## Start Material provided
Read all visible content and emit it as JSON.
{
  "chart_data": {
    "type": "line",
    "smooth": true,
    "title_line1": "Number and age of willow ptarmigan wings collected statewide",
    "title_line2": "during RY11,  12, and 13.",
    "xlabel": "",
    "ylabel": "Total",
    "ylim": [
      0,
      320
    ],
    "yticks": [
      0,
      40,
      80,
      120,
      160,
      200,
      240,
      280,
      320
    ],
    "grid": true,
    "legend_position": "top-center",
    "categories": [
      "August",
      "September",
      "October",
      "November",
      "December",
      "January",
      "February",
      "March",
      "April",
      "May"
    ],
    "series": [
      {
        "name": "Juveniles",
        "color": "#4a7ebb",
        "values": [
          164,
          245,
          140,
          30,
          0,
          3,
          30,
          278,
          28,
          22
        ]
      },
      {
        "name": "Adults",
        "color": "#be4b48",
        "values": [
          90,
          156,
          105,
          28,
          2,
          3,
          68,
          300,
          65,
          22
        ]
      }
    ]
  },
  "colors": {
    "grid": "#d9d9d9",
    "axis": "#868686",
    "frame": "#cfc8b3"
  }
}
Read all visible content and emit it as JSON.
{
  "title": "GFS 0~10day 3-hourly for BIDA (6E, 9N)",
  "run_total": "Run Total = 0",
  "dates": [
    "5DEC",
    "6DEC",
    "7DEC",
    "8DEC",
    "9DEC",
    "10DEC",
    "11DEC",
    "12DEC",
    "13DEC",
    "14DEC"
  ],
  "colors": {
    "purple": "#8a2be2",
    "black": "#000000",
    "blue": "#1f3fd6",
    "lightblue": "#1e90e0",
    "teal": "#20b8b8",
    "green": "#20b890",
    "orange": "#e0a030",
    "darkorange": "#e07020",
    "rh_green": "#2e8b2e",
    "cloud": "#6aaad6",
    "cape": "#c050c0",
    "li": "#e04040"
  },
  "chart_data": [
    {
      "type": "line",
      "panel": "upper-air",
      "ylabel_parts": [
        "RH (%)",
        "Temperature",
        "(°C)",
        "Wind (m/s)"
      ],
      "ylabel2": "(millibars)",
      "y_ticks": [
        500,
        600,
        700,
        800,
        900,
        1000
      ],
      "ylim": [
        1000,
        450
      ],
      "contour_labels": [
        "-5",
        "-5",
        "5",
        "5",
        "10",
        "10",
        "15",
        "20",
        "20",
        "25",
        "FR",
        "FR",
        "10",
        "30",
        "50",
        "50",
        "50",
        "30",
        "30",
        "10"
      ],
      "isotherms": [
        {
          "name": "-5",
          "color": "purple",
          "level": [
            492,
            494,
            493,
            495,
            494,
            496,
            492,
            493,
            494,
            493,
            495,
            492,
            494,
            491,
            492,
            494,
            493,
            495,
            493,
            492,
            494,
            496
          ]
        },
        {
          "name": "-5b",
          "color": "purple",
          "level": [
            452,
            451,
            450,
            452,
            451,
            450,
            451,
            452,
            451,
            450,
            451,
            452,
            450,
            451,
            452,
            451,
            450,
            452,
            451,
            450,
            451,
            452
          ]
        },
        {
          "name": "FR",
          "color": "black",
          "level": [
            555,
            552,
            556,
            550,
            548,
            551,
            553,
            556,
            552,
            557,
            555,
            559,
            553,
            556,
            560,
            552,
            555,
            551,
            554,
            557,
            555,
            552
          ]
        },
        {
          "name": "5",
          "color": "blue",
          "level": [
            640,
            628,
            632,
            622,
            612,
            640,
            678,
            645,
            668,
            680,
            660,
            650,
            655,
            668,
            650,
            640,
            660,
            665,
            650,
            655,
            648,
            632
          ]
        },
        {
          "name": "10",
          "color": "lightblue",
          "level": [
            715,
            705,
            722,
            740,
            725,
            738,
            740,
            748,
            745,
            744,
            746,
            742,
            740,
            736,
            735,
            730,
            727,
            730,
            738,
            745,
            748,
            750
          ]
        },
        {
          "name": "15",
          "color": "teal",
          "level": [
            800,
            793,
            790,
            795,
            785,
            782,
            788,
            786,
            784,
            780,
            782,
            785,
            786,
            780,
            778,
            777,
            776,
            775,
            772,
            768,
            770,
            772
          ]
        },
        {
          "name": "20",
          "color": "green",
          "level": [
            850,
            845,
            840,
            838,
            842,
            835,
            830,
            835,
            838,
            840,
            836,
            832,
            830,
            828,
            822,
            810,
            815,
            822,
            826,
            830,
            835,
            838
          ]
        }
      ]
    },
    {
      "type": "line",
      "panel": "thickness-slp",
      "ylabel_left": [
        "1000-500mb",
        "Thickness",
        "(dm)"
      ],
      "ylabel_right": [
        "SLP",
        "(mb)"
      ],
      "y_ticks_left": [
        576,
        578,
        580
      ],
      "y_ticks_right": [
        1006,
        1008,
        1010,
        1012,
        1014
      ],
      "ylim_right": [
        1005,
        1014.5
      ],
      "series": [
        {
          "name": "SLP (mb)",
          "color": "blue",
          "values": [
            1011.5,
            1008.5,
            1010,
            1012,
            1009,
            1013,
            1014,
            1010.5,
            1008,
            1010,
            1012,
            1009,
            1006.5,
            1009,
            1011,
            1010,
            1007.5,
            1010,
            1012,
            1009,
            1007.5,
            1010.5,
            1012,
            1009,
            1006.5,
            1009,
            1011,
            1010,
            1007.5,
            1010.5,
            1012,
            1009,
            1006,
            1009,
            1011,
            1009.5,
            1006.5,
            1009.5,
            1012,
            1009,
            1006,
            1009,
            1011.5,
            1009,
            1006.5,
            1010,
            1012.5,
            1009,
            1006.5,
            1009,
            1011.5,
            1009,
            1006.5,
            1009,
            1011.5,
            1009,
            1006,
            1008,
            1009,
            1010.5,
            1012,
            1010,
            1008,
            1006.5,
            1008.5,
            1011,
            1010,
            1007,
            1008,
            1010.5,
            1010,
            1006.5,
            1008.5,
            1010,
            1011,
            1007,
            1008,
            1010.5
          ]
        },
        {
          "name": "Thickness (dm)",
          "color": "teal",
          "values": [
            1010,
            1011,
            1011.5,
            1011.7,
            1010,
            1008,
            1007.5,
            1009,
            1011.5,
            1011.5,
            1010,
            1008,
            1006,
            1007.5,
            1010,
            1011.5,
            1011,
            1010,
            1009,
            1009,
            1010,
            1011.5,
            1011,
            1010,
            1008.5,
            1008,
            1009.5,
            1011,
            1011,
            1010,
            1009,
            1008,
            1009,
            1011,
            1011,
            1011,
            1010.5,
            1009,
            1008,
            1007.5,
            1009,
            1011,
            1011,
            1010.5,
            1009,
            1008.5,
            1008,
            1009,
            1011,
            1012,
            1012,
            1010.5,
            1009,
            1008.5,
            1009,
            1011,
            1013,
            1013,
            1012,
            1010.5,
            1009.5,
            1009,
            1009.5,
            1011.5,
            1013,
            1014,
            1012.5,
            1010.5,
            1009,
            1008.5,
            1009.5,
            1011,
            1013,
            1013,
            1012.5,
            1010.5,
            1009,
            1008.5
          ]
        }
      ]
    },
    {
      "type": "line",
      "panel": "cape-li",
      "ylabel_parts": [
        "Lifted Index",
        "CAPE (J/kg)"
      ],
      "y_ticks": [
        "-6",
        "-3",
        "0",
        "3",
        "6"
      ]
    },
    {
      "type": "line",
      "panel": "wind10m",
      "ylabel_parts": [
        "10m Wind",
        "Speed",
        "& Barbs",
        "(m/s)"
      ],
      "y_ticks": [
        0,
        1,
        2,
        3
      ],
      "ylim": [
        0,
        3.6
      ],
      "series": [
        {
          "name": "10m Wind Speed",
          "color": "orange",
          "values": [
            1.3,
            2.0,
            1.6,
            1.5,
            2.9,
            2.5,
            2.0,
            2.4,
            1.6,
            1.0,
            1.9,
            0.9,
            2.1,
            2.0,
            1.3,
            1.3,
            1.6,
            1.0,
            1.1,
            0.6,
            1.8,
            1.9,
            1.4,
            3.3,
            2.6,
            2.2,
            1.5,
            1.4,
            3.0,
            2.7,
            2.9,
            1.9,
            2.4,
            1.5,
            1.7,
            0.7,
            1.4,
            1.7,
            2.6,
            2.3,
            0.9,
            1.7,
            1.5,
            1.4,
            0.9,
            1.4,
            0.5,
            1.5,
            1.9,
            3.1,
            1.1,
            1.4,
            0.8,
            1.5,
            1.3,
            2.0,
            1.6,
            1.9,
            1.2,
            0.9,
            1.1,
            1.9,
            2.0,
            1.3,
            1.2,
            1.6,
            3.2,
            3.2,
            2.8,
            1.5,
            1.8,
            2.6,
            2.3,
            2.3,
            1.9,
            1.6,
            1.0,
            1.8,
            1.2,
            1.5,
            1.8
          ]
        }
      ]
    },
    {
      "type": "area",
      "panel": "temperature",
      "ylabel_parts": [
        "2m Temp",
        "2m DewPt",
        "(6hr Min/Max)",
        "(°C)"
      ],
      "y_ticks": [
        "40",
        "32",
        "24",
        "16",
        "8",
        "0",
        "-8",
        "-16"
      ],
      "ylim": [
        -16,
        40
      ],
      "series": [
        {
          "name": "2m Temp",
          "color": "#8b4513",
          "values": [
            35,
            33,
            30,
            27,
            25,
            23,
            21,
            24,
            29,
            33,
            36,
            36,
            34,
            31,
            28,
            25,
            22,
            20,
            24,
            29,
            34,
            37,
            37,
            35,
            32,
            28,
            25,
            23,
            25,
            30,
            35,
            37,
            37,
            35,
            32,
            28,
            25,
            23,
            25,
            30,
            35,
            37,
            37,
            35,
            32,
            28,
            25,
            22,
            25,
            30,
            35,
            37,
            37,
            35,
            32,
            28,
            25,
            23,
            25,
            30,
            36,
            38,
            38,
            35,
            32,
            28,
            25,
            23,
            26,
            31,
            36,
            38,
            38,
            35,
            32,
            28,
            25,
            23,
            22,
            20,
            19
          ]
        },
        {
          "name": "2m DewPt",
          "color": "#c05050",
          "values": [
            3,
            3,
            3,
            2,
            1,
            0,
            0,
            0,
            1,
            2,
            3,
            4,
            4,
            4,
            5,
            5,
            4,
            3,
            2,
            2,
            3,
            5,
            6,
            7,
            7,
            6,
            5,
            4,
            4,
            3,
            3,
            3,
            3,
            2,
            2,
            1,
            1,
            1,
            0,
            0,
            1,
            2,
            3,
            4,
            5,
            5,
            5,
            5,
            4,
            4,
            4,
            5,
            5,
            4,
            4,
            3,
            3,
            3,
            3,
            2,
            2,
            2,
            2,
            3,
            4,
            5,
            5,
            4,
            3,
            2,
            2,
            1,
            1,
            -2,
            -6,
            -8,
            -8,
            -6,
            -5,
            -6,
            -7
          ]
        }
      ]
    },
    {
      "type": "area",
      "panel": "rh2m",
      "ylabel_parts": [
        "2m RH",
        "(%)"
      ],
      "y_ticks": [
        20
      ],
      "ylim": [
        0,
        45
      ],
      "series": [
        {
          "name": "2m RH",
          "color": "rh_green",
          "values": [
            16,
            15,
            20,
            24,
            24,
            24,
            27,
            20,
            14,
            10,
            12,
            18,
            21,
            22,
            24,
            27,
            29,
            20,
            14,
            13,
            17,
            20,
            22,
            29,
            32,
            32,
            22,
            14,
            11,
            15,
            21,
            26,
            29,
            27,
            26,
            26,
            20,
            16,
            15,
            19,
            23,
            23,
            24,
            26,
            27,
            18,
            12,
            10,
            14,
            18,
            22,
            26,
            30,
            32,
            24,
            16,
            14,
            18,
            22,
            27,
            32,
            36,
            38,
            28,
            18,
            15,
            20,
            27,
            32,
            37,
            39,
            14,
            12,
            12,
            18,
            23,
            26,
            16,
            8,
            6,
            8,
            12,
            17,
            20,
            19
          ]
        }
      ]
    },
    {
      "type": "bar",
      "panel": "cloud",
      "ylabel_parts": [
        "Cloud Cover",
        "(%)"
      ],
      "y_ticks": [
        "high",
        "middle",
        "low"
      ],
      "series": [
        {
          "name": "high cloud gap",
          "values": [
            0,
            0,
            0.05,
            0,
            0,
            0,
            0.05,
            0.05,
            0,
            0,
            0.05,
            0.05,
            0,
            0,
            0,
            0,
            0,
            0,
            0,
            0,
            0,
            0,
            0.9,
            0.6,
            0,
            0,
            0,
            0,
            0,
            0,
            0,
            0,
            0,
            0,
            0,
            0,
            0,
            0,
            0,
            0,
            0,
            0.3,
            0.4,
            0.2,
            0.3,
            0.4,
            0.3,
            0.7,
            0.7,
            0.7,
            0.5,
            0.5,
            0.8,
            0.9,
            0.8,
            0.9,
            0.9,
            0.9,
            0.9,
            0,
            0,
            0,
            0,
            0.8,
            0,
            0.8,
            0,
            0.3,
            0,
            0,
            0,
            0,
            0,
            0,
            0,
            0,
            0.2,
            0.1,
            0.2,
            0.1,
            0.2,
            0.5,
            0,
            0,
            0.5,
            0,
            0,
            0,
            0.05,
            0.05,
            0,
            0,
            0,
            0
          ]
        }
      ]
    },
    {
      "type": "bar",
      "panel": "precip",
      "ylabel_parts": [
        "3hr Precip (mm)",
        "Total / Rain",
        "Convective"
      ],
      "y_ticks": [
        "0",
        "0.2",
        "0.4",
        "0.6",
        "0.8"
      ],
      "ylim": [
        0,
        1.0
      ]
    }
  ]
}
## End Material provided
_Description of the task_
Respond with the number of lines containing "panel" and no additional words.

_Solved problem_
8